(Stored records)
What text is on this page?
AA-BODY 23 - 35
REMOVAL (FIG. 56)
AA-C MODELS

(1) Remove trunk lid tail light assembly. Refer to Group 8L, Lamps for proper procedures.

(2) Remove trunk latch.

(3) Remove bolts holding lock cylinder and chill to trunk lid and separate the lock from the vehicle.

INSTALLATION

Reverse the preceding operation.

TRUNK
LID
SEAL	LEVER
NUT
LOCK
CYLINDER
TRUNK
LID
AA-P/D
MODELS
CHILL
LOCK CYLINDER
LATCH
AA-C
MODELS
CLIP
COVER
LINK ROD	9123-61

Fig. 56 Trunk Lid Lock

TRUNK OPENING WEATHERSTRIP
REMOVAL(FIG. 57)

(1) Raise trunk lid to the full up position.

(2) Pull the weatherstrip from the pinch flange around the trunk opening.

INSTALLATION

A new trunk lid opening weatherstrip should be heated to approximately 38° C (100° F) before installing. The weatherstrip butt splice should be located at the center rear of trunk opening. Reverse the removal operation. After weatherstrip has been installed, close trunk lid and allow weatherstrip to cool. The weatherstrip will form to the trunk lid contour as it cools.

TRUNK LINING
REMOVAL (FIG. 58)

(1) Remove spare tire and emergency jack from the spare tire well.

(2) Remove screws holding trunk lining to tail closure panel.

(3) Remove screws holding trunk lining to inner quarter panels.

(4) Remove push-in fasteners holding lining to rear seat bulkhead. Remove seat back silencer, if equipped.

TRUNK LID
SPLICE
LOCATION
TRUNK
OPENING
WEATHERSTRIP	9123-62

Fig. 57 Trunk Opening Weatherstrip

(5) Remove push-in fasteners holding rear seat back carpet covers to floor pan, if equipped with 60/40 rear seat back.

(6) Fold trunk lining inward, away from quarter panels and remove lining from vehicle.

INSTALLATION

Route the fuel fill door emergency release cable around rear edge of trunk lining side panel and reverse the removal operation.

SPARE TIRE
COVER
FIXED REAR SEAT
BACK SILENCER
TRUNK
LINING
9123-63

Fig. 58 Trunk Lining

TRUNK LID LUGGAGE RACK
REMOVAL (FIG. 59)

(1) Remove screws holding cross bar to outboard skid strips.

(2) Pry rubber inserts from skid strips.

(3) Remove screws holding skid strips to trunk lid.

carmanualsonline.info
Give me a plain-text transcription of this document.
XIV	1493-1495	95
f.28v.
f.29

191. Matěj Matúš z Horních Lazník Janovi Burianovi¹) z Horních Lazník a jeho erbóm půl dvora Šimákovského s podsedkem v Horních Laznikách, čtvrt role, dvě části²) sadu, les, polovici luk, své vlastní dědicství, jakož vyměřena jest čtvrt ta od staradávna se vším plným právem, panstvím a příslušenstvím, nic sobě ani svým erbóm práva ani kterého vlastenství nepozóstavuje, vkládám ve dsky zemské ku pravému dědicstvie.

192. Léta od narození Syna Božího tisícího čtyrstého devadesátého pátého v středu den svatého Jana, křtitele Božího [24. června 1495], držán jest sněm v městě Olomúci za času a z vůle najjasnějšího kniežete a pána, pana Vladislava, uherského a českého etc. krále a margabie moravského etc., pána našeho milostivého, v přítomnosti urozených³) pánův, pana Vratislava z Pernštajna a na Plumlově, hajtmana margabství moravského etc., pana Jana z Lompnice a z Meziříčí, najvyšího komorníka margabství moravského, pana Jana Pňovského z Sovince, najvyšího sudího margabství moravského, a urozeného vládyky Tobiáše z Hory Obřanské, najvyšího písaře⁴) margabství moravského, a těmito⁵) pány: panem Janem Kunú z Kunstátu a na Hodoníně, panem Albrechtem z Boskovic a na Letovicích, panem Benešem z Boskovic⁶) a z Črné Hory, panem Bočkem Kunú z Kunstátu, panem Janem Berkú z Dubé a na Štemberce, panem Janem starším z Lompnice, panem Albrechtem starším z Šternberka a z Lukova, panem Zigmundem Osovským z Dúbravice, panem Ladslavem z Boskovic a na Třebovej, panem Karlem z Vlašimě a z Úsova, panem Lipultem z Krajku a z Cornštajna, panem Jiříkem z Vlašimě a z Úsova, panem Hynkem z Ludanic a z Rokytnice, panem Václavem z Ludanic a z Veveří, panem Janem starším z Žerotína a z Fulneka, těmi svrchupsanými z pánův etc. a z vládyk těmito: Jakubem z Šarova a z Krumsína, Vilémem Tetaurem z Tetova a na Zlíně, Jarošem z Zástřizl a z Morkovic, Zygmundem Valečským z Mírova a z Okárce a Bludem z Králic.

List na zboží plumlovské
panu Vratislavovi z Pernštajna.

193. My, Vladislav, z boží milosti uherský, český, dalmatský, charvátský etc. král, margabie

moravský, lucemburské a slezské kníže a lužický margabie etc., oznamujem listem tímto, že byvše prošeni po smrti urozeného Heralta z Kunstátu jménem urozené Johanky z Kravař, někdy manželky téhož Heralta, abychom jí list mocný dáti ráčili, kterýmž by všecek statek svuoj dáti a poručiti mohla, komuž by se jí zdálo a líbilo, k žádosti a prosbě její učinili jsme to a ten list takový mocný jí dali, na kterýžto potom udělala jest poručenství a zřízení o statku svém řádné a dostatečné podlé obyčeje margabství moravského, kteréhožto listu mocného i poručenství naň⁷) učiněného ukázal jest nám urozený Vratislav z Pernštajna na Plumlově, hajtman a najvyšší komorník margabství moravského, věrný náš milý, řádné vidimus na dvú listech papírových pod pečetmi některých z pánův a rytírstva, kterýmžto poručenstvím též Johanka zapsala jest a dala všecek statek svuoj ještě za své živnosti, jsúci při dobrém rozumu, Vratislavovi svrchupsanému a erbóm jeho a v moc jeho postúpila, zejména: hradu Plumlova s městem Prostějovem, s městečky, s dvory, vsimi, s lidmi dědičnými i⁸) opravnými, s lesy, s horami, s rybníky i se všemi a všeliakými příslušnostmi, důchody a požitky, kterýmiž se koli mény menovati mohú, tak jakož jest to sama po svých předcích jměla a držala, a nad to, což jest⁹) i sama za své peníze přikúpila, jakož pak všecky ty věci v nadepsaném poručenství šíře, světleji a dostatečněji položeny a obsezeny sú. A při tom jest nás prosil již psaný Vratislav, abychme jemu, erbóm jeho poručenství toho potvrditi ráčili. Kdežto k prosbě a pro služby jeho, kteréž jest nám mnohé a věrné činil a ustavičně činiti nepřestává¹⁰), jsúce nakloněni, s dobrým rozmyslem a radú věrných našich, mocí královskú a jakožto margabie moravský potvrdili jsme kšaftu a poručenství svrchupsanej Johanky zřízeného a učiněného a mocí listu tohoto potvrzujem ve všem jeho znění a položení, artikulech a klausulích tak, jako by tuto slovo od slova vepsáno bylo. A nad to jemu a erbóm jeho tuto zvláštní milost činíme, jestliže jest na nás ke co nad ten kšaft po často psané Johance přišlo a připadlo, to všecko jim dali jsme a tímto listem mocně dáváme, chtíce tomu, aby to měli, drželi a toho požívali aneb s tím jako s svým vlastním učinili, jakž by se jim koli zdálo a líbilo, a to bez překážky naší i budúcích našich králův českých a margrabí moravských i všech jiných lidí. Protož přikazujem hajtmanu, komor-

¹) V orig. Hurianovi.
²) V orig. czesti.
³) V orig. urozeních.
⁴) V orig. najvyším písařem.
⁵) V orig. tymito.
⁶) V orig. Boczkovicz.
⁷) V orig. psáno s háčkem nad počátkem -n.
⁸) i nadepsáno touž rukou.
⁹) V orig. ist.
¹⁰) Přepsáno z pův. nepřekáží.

**AIM OF THE TASK**: Retype the whole listing, matching it exactly.

**REPLY TO THE TASK**:
What text is on this page?
AA-BODY 23 - 35
REMOVAL (FIG. 56)
AA-C MODELS

(1) Remove trunk lid tail light assembly. Refer to Group 8L, Lamps for proper procedures.

(2) Remove trunk latch.

(3) Remove bolts holding lock cylinder and chill to trunk lid and separate the lock from the vehicle.

INSTALLATION

Reverse the preceding operation.

TRUNK
LID
SEAL	LEVER
NUT
LOCK
CYLINDER
TRUNK
LID
AA-P/D
MODELS
CHILL
LOCK CYLINDER
LATCH
AA-C
MODELS
CLIP
COVER
LINK ROD	9123-61

Fig. 56 Trunk Lid Lock

TRUNK OPENING WEATHERSTRIP
REMOVAL(FIG. 57)

(1) Raise trunk lid to the full up position.

(2) Pull the weatherstrip from the pinch flange around the trunk opening.

INSTALLATION

A new trunk lid opening weatherstrip should be heated to approximately 38° C (100° F) before installing. The weatherstrip butt splice should be located at the center rear of trunk opening. Reverse the removal operation. After weatherstrip has been installed, close trunk lid and allow weatherstrip to cool. The weatherstrip will form to the trunk lid contour as it cools.

TRUNK LINING
REMOVAL (FIG. 58)

(1) Remove spare tire and emergency jack from the spare tire well.

(2) Remove screws holding trunk lining to tail closure panel.

(3) Remove screws holding trunk lining to inner quarter panels.

(4) Remove push-in fasteners holding lining to rear seat bulkhead. Remove seat back silencer, if equipped.

TRUNK LID
SPLICE
LOCATION
TRUNK
OPENING
WEATHERSTRIP	9123-62

Fig. 57 Trunk Opening Weatherstrip

(5) Remove push-in fasteners holding rear seat back carpet covers to floor pan, if equipped with 60/40 rear seat back.

(6) Fold trunk lining inward, away from quarter panels and remove lining from vehicle.

INSTALLATION

Route the fuel fill door emergency release cable around rear edge of trunk lining side panel and reverse the removal operation.

SPARE TIRE
COVER
FIXED REAR SEAT
BACK SILENCER
TRUNK
LINING
9123-63

Fig. 58 Trunk Lining

TRUNK LID LUGGAGE RACK
REMOVAL (FIG. 59)

(1) Remove screws holding cross bar to outboard skid strips.

(2) Pry rubber inserts from skid strips.

(3) Remove screws holding skid strips to trunk lid.

carmanualsonline.info
Give me a plain-text transcription of this document.
XIV	1493-1495	95
f.28v.
f.29

191. Matěj Matúš z Horních Lazník Janovi Burianovi¹) z Horních Lazník a jeho erbóm půl dvora Šimákovského s podsedkem v Horních Laznikách, čtvrt role, dvě části²) sadu, les, polovici luk, své vlastní dědicství, jakož vyměřena jest čtvrt ta od staradávna se vším plným právem, panstvím a příslušenstvím, nic sobě ani svým erbóm práva ani kterého vlastenství nepozóstavuje, vkládám ve dsky zemské ku pravému dědicstvie.

192. Léta od narození Syna Božího tisícího čtyrstého devadesátého pátého v středu den svatého Jana, křtitele Božího [24. června 1495], držán jest sněm v městě Olomúci za času a z vůle najjasnějšího kniežete a pána, pana Vladislava, uherského a českého etc. krále a margabie moravského etc., pána našeho milostivého, v přítomnosti urozených³) pánův, pana Vratislava z Pernštajna a na Plumlově, hajtmana margabství moravského etc., pana Jana z Lompnice a z Meziříčí, najvyšího komorníka margabství moravského, pana Jana Pňovského z Sovince, najvyšího sudího margabství moravského, a urozeného vládyky Tobiáše z Hory Obřanské, najvyšího písaře⁴) margabství moravského, a těmito⁵) pány: panem Janem Kunú z Kunstátu a na Hodoníně, panem Albrechtem z Boskovic a na Letovicích, panem Benešem z Boskovic⁶) a z Črné Hory, panem Bočkem Kunú z Kunstátu, panem Janem Berkú z Dubé a na Štemberce, panem Janem starším z Lompnice, panem Albrechtem starším z Šternberka a z Lukova, panem Zigmundem Osovským z Dúbravice, panem Ladslavem z Boskovic a na Třebovej, panem Karlem z Vlašimě a z Úsova, panem Lipultem z Krajku a z Cornštajna, panem Jiříkem z Vlašimě a z Úsova, panem Hynkem z Ludanic a z Rokytnice, panem Václavem z Ludanic a z Veveří, panem Janem starším z Žerotína a z Fulneka, těmi svrchupsanými z pánův etc. a z vládyk těmito: Jakubem z Šarova a z Krumsína, Vilémem Tetaurem z Tetova a na Zlíně, Jarošem z Zástřizl a z Morkovic, Zygmundem Valečským z Mírova a z Okárce a Bludem z Králic.

List na zboží plumlovské
panu Vratislavovi z Pernštajna.

193. My, Vladislav, z boží milosti uherský, český, dalmatský, charvátský etc. král, margabie

moravský, lucemburské a slezské kníže a lužický margabie etc., oznamujem listem tímto, že byvše prošeni po smrti urozeného Heralta z Kunstátu jménem urozené Johanky z Kravař, někdy manželky téhož Heralta, abychom jí list mocný dáti ráčili, kterýmž by všecek statek svuoj dáti a poručiti mohla, komuž by se jí zdálo a líbilo, k žádosti a prosbě její učinili jsme to a ten list takový mocný jí dali, na kterýžto potom udělala jest poručenství a zřízení o statku svém řádné a dostatečné podlé obyčeje margabství moravského, kteréhožto listu mocného i poručenství naň⁷) učiněného ukázal jest nám urozený Vratislav z Pernštajna na Plumlově, hajtman a najvyšší komorník margabství moravského, věrný náš milý, řádné vidimus na dvú listech papírových pod pečetmi některých z pánův a rytírstva, kterýmžto poručenstvím též Johanka zapsala jest a dala všecek statek svuoj ještě za své živnosti, jsúci při dobrém rozumu, Vratislavovi svrchupsanému a erbóm jeho a v moc jeho postúpila, zejména: hradu Plumlova s městem Prostějovem, s městečky, s dvory, vsimi, s lidmi dědičnými i⁸) opravnými, s lesy, s horami, s rybníky i se všemi a všeliakými příslušnostmi, důchody a požitky, kterýmiž se koli mény menovati mohú, tak jakož jest to sama po svých předcích jměla a držala, a nad to, což jest⁹) i sama za své peníze přikúpila, jakož pak všecky ty věci v nadepsaném poručenství šíře, světleji a dostatečněji položeny a obsezeny sú. A při tom jest nás prosil již psaný Vratislav, abychme jemu, erbóm jeho poručenství toho potvrditi ráčili. Kdežto k prosbě a pro služby jeho, kteréž jest nám mnohé a věrné činil a ustavičně činiti nepřestává¹⁰), jsúce nakloněni, s dobrým rozmyslem a radú věrných našich, mocí královskú a jakožto margabie moravský potvrdili jsme kšaftu a poručenství svrchupsanej Johanky zřízeného a učiněného a mocí listu tohoto potvrzujem ve všem jeho znění a položení, artikulech a klausulích tak, jako by tuto slovo od slova vepsáno bylo. A nad to jemu a erbóm jeho tuto zvláštní milost činíme, jestliže jest na nás ke co nad ten kšaft po často psané Johance přišlo a připadlo, to všecko jim dali jsme a tímto listem mocně dáváme, chtíce tomu, aby to měli, drželi a toho požívali aneb s tím jako s svým vlastním učinili, jakž by se jim koli zdálo a líbilo, a to bez překážky naší i budúcích našich králův českých a margrabí moravských i všech jiných lidí. Protož přikazujem hajtmanu, komor-

¹) V orig. Hurianovi.
²) V orig. czesti.
³) V orig. urozeních.
⁴) V orig. najvyším písařem.
⁵) V orig. tymito.
⁶) V orig. Boczkovicz.
⁷) V orig. psáno s háčkem nad počátkem -n.
⁸) i nadepsáno touž rukou.
⁹) V orig. ist.
¹⁰) Přepsáno z pův. nepřekáží.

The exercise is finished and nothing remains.